EXERCISE OBJECTIVE: Report only the number of lines in this material that include "Heather".

DATASET EXCERPTS:
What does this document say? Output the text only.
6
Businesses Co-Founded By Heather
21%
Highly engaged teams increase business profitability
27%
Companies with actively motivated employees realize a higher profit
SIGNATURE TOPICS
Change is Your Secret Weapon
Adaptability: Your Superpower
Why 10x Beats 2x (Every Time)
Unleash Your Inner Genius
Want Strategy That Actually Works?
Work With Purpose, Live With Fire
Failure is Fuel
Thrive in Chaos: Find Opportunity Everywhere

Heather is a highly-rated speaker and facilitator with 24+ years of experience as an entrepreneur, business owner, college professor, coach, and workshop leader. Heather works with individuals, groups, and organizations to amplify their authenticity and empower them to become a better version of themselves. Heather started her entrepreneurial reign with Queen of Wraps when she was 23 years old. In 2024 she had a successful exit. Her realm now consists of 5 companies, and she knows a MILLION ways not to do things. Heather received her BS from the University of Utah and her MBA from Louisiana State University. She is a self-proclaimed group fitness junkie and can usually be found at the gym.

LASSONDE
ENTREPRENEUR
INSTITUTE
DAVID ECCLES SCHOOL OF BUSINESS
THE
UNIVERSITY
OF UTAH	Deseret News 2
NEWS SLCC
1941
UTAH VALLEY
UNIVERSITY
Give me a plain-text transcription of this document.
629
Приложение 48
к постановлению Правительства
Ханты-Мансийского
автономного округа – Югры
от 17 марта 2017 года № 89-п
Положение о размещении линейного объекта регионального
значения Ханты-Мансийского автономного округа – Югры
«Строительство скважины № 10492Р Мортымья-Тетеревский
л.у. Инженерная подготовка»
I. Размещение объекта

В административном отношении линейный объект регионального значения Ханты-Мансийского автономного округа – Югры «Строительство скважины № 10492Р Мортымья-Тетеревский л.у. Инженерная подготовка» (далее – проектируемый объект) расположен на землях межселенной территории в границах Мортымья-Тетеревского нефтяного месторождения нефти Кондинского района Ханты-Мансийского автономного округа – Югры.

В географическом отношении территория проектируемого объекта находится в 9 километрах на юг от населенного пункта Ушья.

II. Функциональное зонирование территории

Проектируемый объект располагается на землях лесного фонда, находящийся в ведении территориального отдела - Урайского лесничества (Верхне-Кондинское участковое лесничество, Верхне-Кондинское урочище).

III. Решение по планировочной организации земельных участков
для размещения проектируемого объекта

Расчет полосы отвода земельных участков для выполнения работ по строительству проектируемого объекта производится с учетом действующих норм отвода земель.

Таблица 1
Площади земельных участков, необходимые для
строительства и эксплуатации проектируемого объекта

COMPLETE RESPONSE: 2